» **Task prompt**: Retype the listing that follows, exactly as written.

Rows from a figure dataset:
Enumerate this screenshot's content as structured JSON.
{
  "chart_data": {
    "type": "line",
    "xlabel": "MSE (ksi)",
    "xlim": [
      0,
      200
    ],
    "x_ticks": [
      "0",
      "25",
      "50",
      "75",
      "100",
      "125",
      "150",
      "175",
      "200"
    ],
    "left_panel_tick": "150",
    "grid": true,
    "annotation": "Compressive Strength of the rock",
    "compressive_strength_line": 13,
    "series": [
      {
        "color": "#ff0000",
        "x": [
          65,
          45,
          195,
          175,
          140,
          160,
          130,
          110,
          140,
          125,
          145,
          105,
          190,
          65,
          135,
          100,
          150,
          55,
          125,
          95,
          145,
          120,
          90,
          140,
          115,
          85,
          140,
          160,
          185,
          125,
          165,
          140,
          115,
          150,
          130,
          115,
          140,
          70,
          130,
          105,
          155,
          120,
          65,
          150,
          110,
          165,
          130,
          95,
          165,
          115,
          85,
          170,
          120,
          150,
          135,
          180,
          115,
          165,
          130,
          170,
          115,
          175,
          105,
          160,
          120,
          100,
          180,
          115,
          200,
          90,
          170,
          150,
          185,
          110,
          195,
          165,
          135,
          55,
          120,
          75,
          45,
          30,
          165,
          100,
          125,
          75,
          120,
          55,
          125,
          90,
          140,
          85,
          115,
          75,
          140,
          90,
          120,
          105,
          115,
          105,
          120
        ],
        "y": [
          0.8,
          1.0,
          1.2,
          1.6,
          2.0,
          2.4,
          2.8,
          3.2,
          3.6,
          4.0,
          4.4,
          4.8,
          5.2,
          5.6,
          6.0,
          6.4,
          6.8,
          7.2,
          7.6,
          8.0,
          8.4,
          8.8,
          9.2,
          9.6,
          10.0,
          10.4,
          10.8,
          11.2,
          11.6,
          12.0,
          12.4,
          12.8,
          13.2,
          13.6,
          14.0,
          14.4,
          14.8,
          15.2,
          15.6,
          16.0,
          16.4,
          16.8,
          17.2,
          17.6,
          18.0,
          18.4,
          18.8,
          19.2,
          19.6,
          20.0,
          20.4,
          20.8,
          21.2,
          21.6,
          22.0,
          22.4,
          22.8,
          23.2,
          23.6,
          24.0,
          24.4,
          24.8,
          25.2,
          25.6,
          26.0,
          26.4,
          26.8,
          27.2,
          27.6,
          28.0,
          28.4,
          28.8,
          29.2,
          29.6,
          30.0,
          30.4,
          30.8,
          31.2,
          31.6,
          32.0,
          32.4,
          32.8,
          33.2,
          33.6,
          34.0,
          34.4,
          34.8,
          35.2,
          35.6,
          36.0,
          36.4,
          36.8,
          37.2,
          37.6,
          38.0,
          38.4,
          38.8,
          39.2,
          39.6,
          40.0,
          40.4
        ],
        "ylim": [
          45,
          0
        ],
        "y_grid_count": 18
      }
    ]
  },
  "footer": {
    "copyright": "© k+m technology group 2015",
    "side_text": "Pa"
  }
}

» **Answer to the problem**:
Enumerate this screenshot's content as structured JSON.
{
  "chart_data": {
    "type": "line",
    "xlabel": "MSE (ksi)",
    "xlim": [
      0,
      200
    ],
    "x_ticks": [
      "0",
      "25",
      "50",
      "75",
      "100",
      "125",
      "150",
      "175",
      "200"
    ],
    "left_panel_tick": "150",
    "grid": true,
    "annotation": "Compressive Strength of the rock",
    "compressive_strength_line": 13,
    "series": [
      {
        "color": "#ff0000",
        "x": [
          65,
          45,
          195,
          175,
          140,
          160,
          130,
          110,
          140,
          125,
          145,
          105,
          190,
          65,
          135,
          100,
          150,
          55,
          125,
          95,
          145,
          120,
          90,
          140,
          115,
          85,
          140,
          160,
          185,
          125,
          165,
          140,
          115,
          150,
          130,
          115,
          140,
          70,
          130,
          105,
          155,
          120,
          65,
          150,
          110,
          165,
          130,
          95,
          165,
          115,
          85,
          170,
          120,
          150,
          135,
          180,
          115,
          165,
          130,
          170,
          115,
          175,
          105,
          160,
          120,
          100,
          180,
          115,
          200,
          90,
          170,
          150,
          185,
          110,
          195,
          165,
          135,
          55,
          120,
          75,
          45,
          30,
          165,
          100,
          125,
          75,
          120,
          55,
          125,
          90,
          140,
          85,
          115,
          75,
          140,
          90,
          120,
          105,
          115,
          105,
          120
        ],
        "y": [
          0.8,
          1.0,
          1.2,
          1.6,
          2.0,
          2.4,
          2.8,
          3.2,
          3.6,
          4.0,
          4.4,
          4.8,
          5.2,
          5.6,
          6.0,
          6.4,
          6.8,
          7.2,
          7.6,
          8.0,
          8.4,
          8.8,
          9.2,
          9.6,
          10.0,
          10.4,
          10.8,
          11.2,
          11.6,
          12.0,
          12.4,
          12.8,
          13.2,
          13.6,
          14.0,
          14.4,
          14.8,
          15.2,
          15.6,
          16.0,
          16.4,
          16.8,
          17.2,
          17.6,
          18.0,
          18.4,
          18.8,
          19.2,
          19.6,
          20.0,
          20.4,
          20.8,
          21.2,
          21.6,
          22.0,
          22.4,
          22.8,
          23.2,
          23.6,
          24.0,
          24.4,
          24.8,
          25.2,
          25.6,
          26.0,
          26.4,
          26.8,
          27.2,
          27.6,
          28.0,
          28.4,
          28.8,
          29.2,
          29.6,
          30.0,
          30.4,
          30.8,
          31.2,
          31.6,
          32.0,
          32.4,
          32.8,
          33.2,
          33.6,
          34.0,
          34.4,
          34.8,
          35.2,
          35.6,
          36.0,
          36.4,
          36.8,
          37.2,
          37.6,
          38.0,
          38.4,
          38.8,
          39.2,
          39.6,
          40.0,
          40.4
        ],
        "ylim": [
          45,
          0
        ],
        "y_grid_count": 18
      }
    ]
  },
  "footer": {
    "copyright": "© k+m technology group 2015",
    "side_text": "Pa"
  }
}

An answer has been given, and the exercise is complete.